Dataset items:

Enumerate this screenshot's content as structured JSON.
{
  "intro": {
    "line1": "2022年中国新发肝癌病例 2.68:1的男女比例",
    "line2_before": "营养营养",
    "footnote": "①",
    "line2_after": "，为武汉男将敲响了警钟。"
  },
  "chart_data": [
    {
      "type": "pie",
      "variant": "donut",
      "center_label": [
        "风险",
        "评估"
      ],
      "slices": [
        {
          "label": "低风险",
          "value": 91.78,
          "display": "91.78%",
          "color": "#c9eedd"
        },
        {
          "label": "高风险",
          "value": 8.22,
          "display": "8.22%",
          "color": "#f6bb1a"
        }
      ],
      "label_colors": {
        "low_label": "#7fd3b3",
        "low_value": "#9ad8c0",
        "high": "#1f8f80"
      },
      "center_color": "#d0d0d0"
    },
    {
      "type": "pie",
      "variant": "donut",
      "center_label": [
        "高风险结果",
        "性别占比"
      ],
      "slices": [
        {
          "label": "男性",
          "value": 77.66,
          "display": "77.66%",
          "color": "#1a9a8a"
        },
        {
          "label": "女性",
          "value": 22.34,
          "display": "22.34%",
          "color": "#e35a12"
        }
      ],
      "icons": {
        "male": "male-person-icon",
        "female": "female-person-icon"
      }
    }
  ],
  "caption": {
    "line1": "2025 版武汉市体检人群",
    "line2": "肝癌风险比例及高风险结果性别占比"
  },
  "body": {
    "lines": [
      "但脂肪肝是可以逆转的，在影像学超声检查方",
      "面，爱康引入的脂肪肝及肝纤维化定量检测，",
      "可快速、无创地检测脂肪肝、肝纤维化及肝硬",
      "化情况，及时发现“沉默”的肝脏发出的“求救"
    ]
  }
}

▸ Work to complete: Every line of the data above should be copied exactly.

▸ Result:
Enumerate this screenshot's content as structured JSON.
{
  "intro": {
    "line1": "2022年中国新发肝癌病例 2.68:1的男女比例",
    "line2_before": "营养营养",
    "footnote": "①",
    "line2_after": "，为武汉男将敲响了警钟。"
  },
  "chart_data": [
    {
      "type": "pie",
      "variant": "donut",
      "center_label": [
        "风险",
        "评估"
      ],
      "slices": [
        {
          "label": "低风险",
          "value": 91.78,
          "display": "91.78%",
          "color": "#c9eedd"
        },
        {
          "label": "高风险",
          "value": 8.22,
          "display": "8.22%",
          "color": "#f6bb1a"
        }
      ],
      "label_colors": {
        "low_label": "#7fd3b3",
        "low_value": "#9ad8c0",
        "high": "#1f8f80"
      },
      "center_color": "#d0d0d0"
    },
    {
      "type": "pie",
      "variant": "donut",
      "center_label": [
        "高风险结果",
        "性别占比"
      ],
      "slices": [
        {
          "label": "男性",
          "value": 77.66,
          "display": "77.66%",
          "color": "#1a9a8a"
        },
        {
          "label": "女性",
          "value": 22.34,
          "display": "22.34%",
          "color": "#e35a12"
        }
      ],
      "icons": {
        "male": "male-person-icon",
        "female": "female-person-icon"
      }
    }
  ],
  "caption": {
    "line1": "2025 版武汉市体检人群",
    "line2": "肝癌风险比例及高风险结果性别占比"
  },
  "body": {
    "lines": [
      "但脂肪肝是可以逆转的，在影像学超声检查方",
      "面，爱康引入的脂肪肝及肝纤维化定量检测，",
      "可快速、无创地检测脂肪肝、肝纤维化及肝硬",
      "化情况，及时发现“沉默”的肝脏发出的“求救"
    ]
  }
}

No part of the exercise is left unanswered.